# Explore the Top2Vec model and its contents

In [5]:
import os
import json
import numpy as np 
import pandas as pd 
from top2vec import Top2Vec

  from .autonotebook import tqdm as notebook_tqdm


In [6]:
top2vec = Top2Vec.load("cs-papers-only.top2vec")

### Data

The model contains three types of data of interest: words, documents, and topics.

Of these, words and documents are represented as both text and embeddings while topics
are represented only as vectors.

In [6]:
# Words are in `.vocab`
top2vec.vocab[:5]

['the', 'of', 'and', 'to', 'in']

In [10]:
# Documents are in `.documents`
top2vec.documents[100]

'  The Extended BP (EBP) Generalized EXIT (GEXIT) function introduced in\n\\cite{MMRU05} plays a fundamental role in the asymptotic analysis of sparse\ngraph codes. For transmission over the binary erasure channel (BEC) the\nanalytic properties of the EBP GEXIT function are relatively simple and well\nunderstood. The general case is much harder and even the existence of the curve\nis not known in general. We introduce some tools from non-linear analysis which\ncan be useful to prove the existence of EXIT like curves in some cases. The\nmain tool is the Krasnoselskii-Rabinowitz (KR) bifurcation theorem.\n'

In [14]:
# Word vectors are in `.word_vectors`
word_vector_example = top2vec.word_vectors[0]
print(f"Type: {type(word_vector_example)}\nShape: {word_vector_example.shape}")

Type: <class 'numpy.ndarray'>
Shape: (300,)


In [16]:
# Document vectors are in `.document_vectors`
doc_vector_example = top2vec.document_vectors[0]
print(f"Type: {type(doc_vector_example)}\nShape: {doc_vector_example.shape}")

Type: <class 'numpy.ndarray'>
Shape: (300,)


In [17]:
# Topic vectors are in `.topic_vectors`
topic_vector_example = top2vec.topic_vectors[0]
print(f"Type: {type(topic_vector_example)}\nShape: {topic_vector_example.shape}")

Type: <class 'numpy.ndarray'>
Shape: (300,)


# Determining Structure of Data in Redis

### Metadata

* id: str
* title: str
* year: int
* authors: str
* categories: str (comma separated)
* abstract: str
* input: cleaned title + abstract

### Top2Vec Output

* words: str
* documents: str
* word_vectors: numpy array; Shape: 300,
* document_vectors: numpy array; Shape: 300,
* topic_vectors: numpy array; Shape: 300,

### Questions

**Q**: Can a vector index be created on a property of something created through redis-om? And  
   is there no downside to having a large bytes object (the numpy array of the vector in bytes) in such a model?  

    - If so, all the above properties can be in a single pydantic model.  
    - If not, we'll have a separate place for the vectors, which will be related to the
      metadata through the primary key.

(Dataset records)

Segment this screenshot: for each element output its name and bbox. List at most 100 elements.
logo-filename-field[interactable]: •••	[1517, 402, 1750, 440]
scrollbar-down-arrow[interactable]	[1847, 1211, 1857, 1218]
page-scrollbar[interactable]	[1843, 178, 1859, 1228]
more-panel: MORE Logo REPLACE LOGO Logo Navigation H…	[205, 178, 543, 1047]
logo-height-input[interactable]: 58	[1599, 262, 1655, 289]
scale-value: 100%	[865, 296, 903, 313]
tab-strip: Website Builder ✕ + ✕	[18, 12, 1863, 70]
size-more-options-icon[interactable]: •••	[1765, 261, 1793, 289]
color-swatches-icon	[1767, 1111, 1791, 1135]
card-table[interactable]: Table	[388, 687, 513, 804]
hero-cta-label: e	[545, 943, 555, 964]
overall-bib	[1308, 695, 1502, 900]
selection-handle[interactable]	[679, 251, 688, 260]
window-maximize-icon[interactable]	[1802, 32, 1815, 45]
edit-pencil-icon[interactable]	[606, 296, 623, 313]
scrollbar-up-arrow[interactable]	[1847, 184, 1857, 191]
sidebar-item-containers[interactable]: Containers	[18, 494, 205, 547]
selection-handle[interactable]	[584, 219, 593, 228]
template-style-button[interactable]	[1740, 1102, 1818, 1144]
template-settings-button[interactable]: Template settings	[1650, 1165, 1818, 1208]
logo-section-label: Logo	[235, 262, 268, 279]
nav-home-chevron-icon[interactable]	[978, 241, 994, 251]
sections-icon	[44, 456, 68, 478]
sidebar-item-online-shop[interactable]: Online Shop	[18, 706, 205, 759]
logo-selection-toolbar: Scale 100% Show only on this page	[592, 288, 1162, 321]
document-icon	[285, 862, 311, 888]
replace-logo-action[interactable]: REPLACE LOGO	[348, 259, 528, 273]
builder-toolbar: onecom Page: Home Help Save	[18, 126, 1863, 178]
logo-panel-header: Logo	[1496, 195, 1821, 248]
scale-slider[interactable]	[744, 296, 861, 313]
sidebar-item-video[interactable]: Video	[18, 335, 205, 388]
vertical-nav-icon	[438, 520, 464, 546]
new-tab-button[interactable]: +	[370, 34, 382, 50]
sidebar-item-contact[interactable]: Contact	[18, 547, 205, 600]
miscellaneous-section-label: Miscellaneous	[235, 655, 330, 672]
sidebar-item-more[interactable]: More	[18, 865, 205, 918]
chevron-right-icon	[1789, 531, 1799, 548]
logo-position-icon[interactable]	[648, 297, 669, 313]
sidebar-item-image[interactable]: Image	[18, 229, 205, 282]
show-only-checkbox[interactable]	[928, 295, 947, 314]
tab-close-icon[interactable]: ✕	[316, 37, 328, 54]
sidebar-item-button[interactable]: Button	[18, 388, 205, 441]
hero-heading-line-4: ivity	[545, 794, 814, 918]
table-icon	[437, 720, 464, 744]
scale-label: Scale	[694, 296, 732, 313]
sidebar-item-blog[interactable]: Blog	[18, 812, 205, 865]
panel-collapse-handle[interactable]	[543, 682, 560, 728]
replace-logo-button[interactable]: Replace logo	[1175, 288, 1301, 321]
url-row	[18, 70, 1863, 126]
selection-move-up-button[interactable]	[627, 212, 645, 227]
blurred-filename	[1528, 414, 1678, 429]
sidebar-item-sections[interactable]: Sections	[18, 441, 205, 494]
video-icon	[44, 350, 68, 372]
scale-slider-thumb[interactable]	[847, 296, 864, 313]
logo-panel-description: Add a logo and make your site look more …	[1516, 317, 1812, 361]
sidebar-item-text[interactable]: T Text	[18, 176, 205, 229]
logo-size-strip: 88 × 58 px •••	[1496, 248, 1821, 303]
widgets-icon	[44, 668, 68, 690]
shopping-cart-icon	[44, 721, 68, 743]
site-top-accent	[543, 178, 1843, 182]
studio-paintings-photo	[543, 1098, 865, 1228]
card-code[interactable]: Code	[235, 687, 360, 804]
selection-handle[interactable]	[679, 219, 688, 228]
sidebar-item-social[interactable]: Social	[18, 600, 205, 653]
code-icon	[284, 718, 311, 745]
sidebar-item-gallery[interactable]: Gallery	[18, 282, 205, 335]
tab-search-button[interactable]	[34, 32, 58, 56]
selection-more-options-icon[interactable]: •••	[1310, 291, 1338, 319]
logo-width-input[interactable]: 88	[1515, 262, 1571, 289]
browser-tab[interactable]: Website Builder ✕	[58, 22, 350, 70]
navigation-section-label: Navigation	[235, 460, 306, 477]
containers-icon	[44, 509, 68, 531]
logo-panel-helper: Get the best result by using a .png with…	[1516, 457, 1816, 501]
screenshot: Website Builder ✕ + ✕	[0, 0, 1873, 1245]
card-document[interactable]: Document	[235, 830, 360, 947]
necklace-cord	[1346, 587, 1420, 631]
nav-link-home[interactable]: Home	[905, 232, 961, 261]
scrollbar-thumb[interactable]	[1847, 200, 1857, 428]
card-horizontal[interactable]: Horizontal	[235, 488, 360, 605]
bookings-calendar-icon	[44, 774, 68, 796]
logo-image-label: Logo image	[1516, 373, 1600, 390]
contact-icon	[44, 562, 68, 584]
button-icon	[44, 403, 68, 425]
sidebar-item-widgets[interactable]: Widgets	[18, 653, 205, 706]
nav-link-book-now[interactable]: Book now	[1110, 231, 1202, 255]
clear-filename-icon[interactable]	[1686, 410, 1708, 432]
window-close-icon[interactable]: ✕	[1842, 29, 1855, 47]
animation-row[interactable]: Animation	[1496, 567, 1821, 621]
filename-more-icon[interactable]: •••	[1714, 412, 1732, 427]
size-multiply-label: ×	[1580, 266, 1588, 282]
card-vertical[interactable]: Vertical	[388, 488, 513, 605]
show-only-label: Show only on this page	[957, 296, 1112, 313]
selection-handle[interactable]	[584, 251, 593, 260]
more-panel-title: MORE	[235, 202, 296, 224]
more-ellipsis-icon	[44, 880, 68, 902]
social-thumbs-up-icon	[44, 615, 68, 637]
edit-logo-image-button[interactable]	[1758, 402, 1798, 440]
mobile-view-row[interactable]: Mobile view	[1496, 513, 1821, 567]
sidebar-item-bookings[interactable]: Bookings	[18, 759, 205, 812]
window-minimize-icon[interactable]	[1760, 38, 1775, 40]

**Short exercise**
Write out the Top2Vec notebook text word for word, everything from "### Top2Vec Output" down to "such a model?". Rely only on the notebook text and nothing else.

**The reply**
### Top2Vec Output

* words: str
* documents: str
* word_vectors: numpy array; Shape: 300,
* document_vectors: numpy array; Shape: 300,
* topic_vectors: numpy array; Shape: 300,

### Questions

**Q**: Can a vector index be created on a property of something created through redis-om? And  
   is there no downside to having a large bytes object (the numpy array of the vector in bytes) in such a model?